Saved data entries
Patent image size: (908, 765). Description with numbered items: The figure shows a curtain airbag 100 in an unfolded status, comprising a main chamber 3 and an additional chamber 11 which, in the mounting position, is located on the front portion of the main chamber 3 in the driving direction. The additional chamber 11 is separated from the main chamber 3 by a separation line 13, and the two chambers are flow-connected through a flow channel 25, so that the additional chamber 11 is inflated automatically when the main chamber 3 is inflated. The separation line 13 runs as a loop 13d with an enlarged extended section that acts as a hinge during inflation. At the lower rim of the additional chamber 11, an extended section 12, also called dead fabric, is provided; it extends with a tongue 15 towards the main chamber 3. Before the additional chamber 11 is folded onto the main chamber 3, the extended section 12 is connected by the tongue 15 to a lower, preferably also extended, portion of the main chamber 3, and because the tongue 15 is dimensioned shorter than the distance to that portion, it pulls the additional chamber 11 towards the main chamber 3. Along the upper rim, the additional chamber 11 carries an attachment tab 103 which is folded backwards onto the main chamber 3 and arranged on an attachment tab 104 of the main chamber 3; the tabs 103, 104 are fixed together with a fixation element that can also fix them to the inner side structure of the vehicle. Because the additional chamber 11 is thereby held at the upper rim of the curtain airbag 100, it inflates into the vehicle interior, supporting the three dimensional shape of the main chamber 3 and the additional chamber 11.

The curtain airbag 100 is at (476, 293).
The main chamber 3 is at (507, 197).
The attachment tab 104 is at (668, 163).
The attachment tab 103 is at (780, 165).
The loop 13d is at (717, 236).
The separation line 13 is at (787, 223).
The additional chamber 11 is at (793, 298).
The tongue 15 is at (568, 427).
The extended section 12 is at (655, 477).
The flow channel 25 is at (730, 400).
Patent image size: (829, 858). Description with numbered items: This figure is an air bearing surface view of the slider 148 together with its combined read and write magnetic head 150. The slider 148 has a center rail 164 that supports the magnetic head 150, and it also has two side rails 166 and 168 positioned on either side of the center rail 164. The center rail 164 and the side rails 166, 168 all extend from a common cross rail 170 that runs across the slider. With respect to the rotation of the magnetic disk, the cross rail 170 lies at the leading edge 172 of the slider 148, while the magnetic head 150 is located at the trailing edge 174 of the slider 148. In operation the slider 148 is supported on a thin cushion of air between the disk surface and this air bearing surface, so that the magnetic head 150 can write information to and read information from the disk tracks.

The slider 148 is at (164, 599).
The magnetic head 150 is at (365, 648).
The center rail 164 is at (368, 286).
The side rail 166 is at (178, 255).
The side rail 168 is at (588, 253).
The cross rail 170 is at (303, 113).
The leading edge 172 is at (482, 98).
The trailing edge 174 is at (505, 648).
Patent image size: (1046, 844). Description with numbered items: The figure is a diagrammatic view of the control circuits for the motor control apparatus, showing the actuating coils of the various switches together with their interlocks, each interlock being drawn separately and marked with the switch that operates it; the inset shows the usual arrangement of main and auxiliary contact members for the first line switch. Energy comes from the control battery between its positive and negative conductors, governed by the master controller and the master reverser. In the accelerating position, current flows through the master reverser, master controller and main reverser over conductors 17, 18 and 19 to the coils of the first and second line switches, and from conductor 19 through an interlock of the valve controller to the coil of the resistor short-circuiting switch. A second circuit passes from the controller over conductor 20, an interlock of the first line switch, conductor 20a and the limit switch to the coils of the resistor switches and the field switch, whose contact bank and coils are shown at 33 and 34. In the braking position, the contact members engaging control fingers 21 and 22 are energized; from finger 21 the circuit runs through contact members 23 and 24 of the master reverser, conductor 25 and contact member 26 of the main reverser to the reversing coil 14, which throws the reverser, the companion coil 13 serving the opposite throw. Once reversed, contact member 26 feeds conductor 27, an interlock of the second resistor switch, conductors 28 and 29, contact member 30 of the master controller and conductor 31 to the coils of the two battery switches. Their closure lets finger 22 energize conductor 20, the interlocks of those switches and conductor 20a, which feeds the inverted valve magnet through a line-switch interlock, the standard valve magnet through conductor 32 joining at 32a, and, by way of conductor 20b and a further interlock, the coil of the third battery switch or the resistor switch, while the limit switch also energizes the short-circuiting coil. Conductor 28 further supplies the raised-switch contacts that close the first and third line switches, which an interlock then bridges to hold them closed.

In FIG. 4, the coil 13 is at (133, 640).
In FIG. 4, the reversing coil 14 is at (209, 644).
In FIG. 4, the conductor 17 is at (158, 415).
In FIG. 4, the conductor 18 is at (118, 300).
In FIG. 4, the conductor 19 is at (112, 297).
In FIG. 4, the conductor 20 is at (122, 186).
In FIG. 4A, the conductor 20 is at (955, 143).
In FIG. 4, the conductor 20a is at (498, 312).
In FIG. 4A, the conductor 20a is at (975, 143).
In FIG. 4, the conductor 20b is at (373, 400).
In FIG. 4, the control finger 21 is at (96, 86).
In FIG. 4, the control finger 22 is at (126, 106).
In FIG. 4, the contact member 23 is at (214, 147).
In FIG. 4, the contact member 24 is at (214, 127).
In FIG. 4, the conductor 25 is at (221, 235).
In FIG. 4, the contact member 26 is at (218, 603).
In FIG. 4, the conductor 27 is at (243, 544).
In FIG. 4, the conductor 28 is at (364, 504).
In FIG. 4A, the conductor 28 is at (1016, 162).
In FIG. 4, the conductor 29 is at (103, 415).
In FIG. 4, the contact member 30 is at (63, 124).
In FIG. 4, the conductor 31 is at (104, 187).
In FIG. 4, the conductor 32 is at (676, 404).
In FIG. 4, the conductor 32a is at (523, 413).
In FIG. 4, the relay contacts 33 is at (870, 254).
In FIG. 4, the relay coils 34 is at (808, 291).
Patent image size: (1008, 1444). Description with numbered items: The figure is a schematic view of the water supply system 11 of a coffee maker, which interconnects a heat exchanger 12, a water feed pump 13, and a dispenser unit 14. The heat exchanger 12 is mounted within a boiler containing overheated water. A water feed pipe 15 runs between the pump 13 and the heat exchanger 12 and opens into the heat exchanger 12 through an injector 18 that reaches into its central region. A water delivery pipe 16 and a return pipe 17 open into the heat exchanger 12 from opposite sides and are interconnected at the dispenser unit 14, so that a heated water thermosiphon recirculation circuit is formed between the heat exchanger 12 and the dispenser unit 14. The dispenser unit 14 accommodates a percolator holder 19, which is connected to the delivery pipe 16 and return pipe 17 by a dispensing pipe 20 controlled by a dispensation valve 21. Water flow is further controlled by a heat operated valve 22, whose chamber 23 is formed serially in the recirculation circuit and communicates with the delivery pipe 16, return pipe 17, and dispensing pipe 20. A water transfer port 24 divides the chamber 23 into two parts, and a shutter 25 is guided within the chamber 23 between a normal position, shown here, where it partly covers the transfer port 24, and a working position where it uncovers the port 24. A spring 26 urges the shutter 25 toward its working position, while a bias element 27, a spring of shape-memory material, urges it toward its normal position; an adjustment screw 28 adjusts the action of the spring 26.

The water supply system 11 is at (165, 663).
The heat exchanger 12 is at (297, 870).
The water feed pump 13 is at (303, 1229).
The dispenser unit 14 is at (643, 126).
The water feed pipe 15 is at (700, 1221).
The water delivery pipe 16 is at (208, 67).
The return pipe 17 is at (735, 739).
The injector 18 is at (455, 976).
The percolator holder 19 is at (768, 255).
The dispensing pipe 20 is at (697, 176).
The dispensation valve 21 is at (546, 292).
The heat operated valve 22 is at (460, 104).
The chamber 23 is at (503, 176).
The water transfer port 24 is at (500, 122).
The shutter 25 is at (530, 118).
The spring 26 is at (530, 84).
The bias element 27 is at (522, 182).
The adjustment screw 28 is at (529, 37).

Exercise goal → Print the lines of the material above without any changes.

Answer below →
Patent image size: (908, 765). Description with numbered items: The figure shows a curtain airbag 100 in an unfolded status, comprising a main chamber 3 and an additional chamber 11 which, in the mounting position, is located on the front portion of the main chamber 3 in the driving direction. The additional chamber 11 is separated from the main chamber 3 by a separation line 13, and the two chambers are flow-connected through a flow channel 25, so that the additional chamber 11 is inflated automatically when the main chamber 3 is inflated. The separation line 13 runs as a loop 13d with an enlarged extended section that acts as a hinge during inflation. At the lower rim of the additional chamber 11, an extended section 12, also called dead fabric, is provided; it extends with a tongue 15 towards the main chamber 3. Before the additional chamber 11 is folded onto the main chamber 3, the extended section 12 is connected by the tongue 15 to a lower, preferably also extended, portion of the main chamber 3, and because the tongue 15 is dimensioned shorter than the distance to that portion, it pulls the additional chamber 11 towards the main chamber 3. Along the upper rim, the additional chamber 11 carries an attachment tab 103 which is folded backwards onto the main chamber 3 and arranged on an attachment tab 104 of the main chamber 3; the tabs 103, 104 are fixed together with a fixation element that can also fix them to the inner side structure of the vehicle. Because the additional chamber 11 is thereby held at the upper rim of the curtain airbag 100, it inflates into the vehicle interior, supporting the three dimensional shape of the main chamber 3 and the additional chamber 11.

The curtain airbag 100 is at (476, 293).
The main chamber 3 is at (507, 197).
The attachment tab 104 is at (668, 163).
The attachment tab 103 is at (780, 165).
The loop 13d is at (717, 236).
The separation line 13 is at (787, 223).
The additional chamber 11 is at (793, 298).
The tongue 15 is at (568, 427).
The extended section 12 is at (655, 477).
The flow channel 25 is at (730, 400).
Patent image size: (829, 858). Description with numbered items: This figure is an air bearing surface view of the slider 148 together with its combined read and write magnetic head 150. The slider 148 has a center rail 164 that supports the magnetic head 150, and it also has two side rails 166 and 168 positioned on either side of the center rail 164. The center rail 164 and the side rails 166, 168 all extend from a common cross rail 170 that runs across the slider. With respect to the rotation of the magnetic disk, the cross rail 170 lies at the leading edge 172 of the slider 148, while the magnetic head 150 is located at the trailing edge 174 of the slider 148. In operation the slider 148 is supported on a thin cushion of air between the disk surface and this air bearing surface, so that the magnetic head 150 can write information to and read information from the disk tracks.

The slider 148 is at (164, 599).
The magnetic head 150 is at (365, 648).
The center rail 164 is at (368, 286).
The side rail 166 is at (178, 255).
The side rail 168 is at (588, 253).
The cross rail 170 is at (303, 113).
The leading edge 172 is at (482, 98).
The trailing edge 174 is at (505, 648).
Patent image size: (1046, 844). Description with numbered items: The figure is a diagrammatic view of the control circuits for the motor control apparatus, showing the actuating coils of the various switches together with their interlocks, each interlock being drawn separately and marked with the switch that operates it; the inset shows the usual arrangement of main and auxiliary contact members for the first line switch. Energy comes from the control battery between its positive and negative conductors, governed by the master controller and the master reverser. In the accelerating position, current flows through the master reverser, master controller and main reverser over conductors 17, 18 and 19 to the coils of the first and second line switches, and from conductor 19 through an interlock of the valve controller to the coil of the resistor short-circuiting switch. A second circuit passes from the controller over conductor 20, an interlock of the first line switch, conductor 20a and the limit switch to the coils of the resistor switches and the field switch, whose contact bank and coils are shown at 33 and 34. In the braking position, the contact members engaging control fingers 21 and 22 are energized; from finger 21 the circuit runs through contact members 23 and 24 of the master reverser, conductor 25 and contact member 26 of the main reverser to the reversing coil 14, which throws the reverser, the companion coil 13 serving the opposite throw. Once reversed, contact member 26 feeds conductor 27, an interlock of the second resistor switch, conductors 28 and 29, contact member 30 of the master controller and conductor 31 to the coils of the two battery switches. Their closure lets finger 22 energize conductor 20, the interlocks of those switches and conductor 20a, which feeds the inverted valve magnet through a line-switch interlock, the standard valve magnet through conductor 32 joining at 32a, and, by way of conductor 20b and a further interlock, the coil of the third battery switch or the resistor switch, while the limit switch also energizes the short-circuiting coil. Conductor 28 further supplies the raised-switch contacts that close the first and third line switches, which an interlock then bridges to hold them closed.

In FIG. 4, the coil 13 is at (133, 640).
In FIG. 4, the reversing coil 14 is at (209, 644).
In FIG. 4, the conductor 17 is at (158, 415).
In FIG. 4, the conductor 18 is at (118, 300).
In FIG. 4, the conductor 19 is at (112, 297).
In FIG. 4, the conductor 20 is at (122, 186).
In FIG. 4A, the conductor 20 is at (955, 143).
In FIG. 4, the conductor 20a is at (498, 312).
In FIG. 4A, the conductor 20a is at (975, 143).
In FIG. 4, the conductor 20b is at (373, 400).
In FIG. 4, the control finger 21 is at (96, 86).
In FIG. 4, the control finger 22 is at (126, 106).
In FIG. 4, the contact member 23 is at (214, 147).
In FIG. 4, the contact member 24 is at (214, 127).
In FIG. 4, the conductor 25 is at (221, 235).
In FIG. 4, the contact member 26 is at (218, 603).
In FIG. 4, the conductor 27 is at (243, 544).
In FIG. 4, the conductor 28 is at (364, 504).
In FIG. 4A, the conductor 28 is at (1016, 162).
In FIG. 4, the conductor 29 is at (103, 415).
In FIG. 4, the contact member 30 is at (63, 124).
In FIG. 4, the conductor 31 is at (104, 187).
In FIG. 4, the conductor 32 is at (676, 404).
In FIG. 4, the conductor 32a is at (523, 413).
In FIG. 4, the relay contacts 33 is at (870, 254).
In FIG. 4, the relay coils 34 is at (808, 291).
Patent image size: (1008, 1444). Description with numbered items: The figure is a schematic view of the water supply system 11 of a coffee maker, which interconnects a heat exchanger 12, a water feed pump 13, and a dispenser unit 14. The heat exchanger 12 is mounted within a boiler containing overheated water. A water feed pipe 15 runs between the pump 13 and the heat exchanger 12 and opens into the heat exchanger 12 through an injector 18 that reaches into its central region. A water delivery pipe 16 and a return pipe 17 open into the heat exchanger 12 from opposite sides and are interconnected at the dispenser unit 14, so that a heated water thermosiphon recirculation circuit is formed between the heat exchanger 12 and the dispenser unit 14. The dispenser unit 14 accommodates a percolator holder 19, which is connected to the delivery pipe 16 and return pipe 17 by a dispensing pipe 20 controlled by a dispensation valve 21. Water flow is further controlled by a heat operated valve 22, whose chamber 23 is formed serially in the recirculation circuit and communicates with the delivery pipe 16, return pipe 17, and dispensing pipe 20. A water transfer port 24 divides the chamber 23 into two parts, and a shutter 25 is guided within the chamber 23 between a normal position, shown here, where it partly covers the transfer port 24, and a working position where it uncovers the port 24. A spring 26 urges the shutter 25 toward its working position, while a bias element 27, a spring of shape-memory material, urges it toward its normal position; an adjustment screw 28 adjusts the action of the spring 26.

The water supply system 11 is at (165, 663).
The heat exchanger 12 is at (297, 870).
The water feed pump 13 is at (303, 1229).
The dispenser unit 14 is at (643, 126).
The water feed pipe 15 is at (700, 1221).
The water delivery pipe 16 is at (208, 67).
The return pipe 17 is at (735, 739).
The injector 18 is at (455, 976).
The percolator holder 19 is at (768, 255).
The dispensing pipe 20 is at (697, 176).
The dispensation valve 21 is at (546, 292).
The heat operated valve 22 is at (460, 104).
The chamber 23 is at (503, 176).
The water transfer port 24 is at (500, 122).
The shutter 25 is at (530, 118).
The spring 26 is at (530, 84).
The bias element 27 is at (522, 182).
The adjustment screw 28 is at (529, 37).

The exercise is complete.